### TO DO
What number of lines contain the word "information"? Reply with the number and nothing else.

* * *

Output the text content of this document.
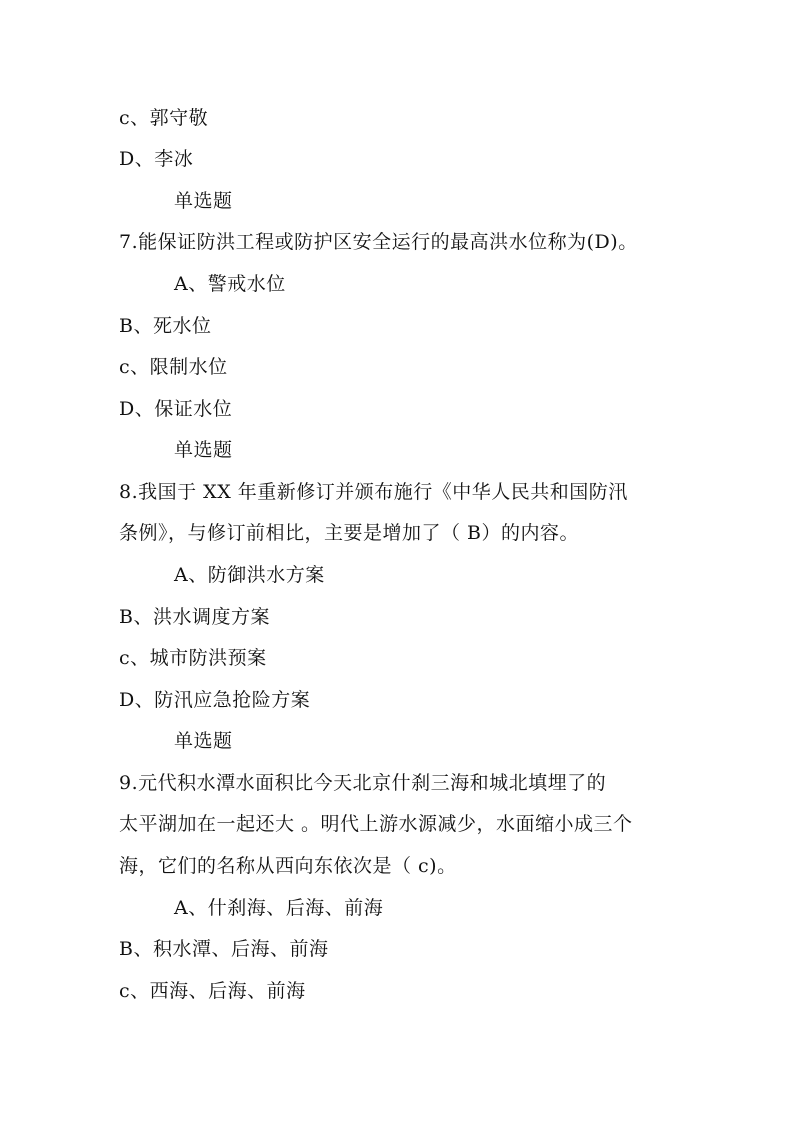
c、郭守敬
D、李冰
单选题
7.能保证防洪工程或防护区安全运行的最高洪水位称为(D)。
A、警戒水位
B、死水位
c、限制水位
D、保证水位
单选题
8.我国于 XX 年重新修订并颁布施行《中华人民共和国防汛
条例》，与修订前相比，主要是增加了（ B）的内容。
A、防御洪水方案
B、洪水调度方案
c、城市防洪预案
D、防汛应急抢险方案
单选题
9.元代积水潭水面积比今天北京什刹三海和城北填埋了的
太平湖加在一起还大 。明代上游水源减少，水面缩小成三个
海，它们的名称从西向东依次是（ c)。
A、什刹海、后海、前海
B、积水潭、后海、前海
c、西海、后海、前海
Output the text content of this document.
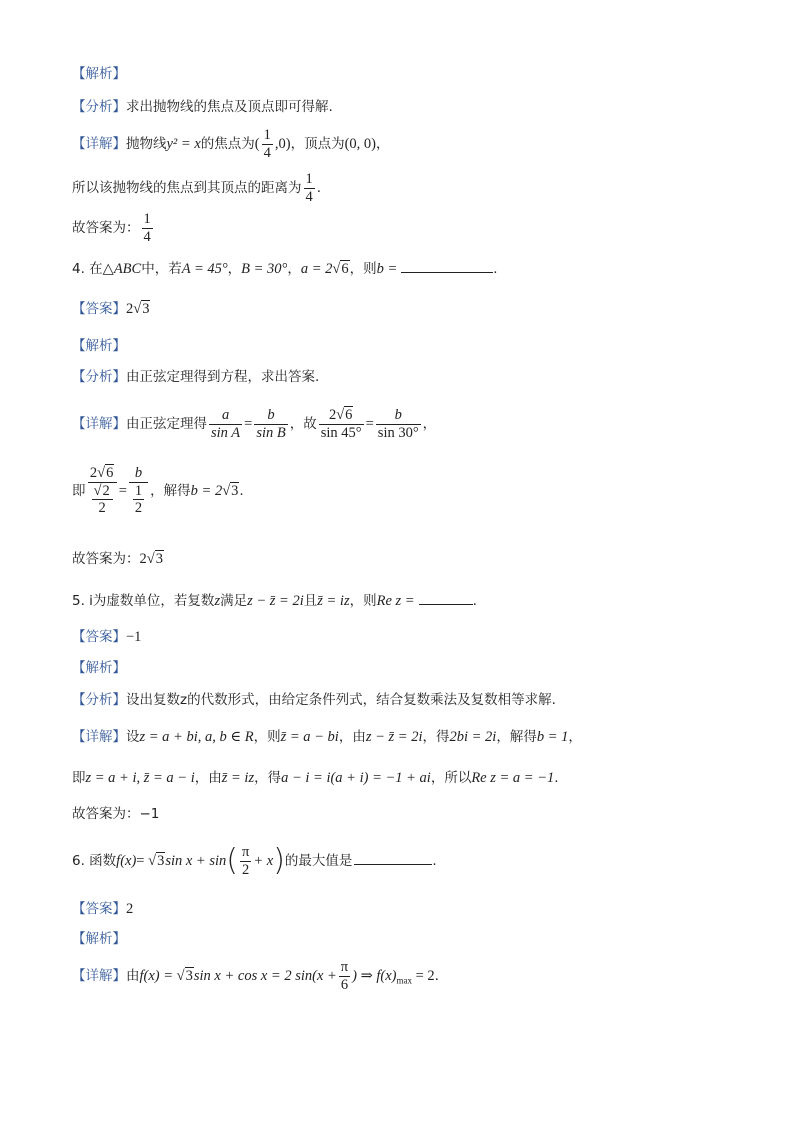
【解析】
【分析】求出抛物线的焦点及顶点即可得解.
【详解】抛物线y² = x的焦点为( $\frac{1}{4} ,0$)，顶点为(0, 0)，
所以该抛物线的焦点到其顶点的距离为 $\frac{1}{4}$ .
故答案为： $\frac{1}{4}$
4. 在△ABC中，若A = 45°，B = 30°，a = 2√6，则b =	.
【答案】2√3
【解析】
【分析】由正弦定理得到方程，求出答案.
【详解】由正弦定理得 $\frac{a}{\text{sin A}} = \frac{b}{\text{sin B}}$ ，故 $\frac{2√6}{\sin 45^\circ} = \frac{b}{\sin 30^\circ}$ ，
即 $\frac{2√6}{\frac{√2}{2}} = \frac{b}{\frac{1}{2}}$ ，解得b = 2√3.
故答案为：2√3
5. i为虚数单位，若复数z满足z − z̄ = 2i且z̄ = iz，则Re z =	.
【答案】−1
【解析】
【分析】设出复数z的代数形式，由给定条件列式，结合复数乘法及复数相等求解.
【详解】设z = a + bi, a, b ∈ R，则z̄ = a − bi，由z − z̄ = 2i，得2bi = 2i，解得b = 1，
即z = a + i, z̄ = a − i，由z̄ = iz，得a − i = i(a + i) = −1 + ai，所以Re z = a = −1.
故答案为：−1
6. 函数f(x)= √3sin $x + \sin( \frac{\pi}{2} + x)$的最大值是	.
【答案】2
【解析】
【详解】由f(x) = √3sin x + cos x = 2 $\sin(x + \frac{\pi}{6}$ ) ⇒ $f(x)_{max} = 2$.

* * *

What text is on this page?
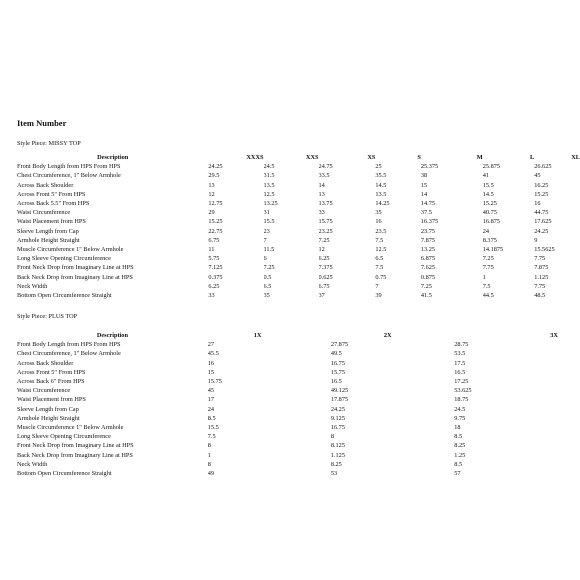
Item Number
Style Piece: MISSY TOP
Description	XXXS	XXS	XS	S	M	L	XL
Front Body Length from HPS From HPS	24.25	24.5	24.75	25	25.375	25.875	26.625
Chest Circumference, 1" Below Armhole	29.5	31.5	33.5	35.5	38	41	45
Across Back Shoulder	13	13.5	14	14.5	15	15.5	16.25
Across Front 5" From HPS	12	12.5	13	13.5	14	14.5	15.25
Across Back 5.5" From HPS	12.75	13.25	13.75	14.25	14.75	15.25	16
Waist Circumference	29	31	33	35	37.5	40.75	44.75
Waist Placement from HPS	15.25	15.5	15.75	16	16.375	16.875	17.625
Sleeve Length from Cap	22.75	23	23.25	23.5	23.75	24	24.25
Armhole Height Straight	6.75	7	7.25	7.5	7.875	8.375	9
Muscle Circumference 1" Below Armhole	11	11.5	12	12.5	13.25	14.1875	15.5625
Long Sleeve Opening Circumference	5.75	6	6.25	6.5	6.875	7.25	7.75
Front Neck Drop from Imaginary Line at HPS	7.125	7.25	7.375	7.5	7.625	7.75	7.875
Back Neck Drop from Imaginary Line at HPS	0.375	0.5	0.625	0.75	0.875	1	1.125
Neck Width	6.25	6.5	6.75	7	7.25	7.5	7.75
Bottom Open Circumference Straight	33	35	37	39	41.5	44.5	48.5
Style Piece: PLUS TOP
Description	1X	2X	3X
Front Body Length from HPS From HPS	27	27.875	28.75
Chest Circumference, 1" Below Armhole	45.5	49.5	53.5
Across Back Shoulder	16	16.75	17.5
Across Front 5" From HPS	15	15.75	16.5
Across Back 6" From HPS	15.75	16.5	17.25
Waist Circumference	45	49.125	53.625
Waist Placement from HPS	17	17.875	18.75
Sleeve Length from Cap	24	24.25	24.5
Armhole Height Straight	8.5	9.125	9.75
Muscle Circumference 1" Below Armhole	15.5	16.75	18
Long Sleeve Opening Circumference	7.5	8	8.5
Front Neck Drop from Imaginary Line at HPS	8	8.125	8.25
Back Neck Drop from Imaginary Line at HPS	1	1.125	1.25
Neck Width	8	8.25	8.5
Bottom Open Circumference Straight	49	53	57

* * *

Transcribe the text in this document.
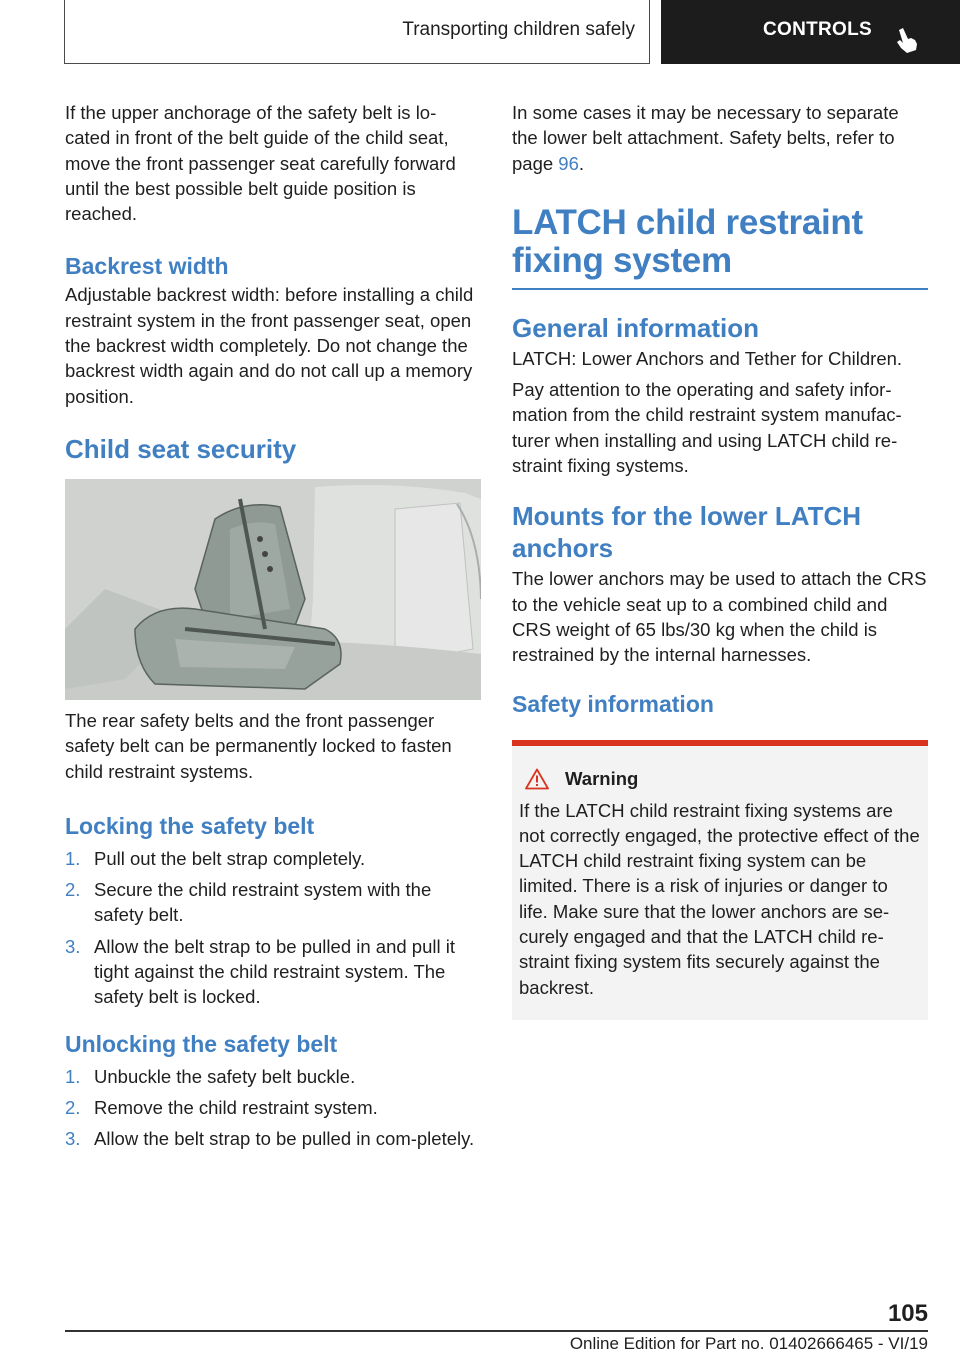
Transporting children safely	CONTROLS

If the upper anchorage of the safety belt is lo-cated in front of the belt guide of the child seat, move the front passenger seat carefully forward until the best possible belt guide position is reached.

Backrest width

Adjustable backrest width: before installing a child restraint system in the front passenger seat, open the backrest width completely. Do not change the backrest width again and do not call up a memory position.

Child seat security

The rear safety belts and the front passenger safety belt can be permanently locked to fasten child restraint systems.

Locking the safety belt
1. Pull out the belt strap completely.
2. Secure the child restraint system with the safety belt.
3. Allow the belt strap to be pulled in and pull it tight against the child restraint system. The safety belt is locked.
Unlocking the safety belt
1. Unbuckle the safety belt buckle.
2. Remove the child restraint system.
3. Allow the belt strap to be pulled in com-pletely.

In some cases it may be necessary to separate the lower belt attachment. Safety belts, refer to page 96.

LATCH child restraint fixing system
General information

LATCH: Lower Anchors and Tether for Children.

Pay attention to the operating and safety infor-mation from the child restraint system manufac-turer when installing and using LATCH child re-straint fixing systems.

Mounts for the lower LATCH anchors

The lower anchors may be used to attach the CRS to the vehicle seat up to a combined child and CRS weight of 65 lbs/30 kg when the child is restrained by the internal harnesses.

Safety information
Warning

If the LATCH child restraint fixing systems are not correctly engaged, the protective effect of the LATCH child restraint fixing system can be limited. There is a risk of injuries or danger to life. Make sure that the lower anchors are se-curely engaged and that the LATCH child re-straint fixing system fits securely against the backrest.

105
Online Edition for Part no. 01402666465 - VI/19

* * *

### THE RESPONSE
2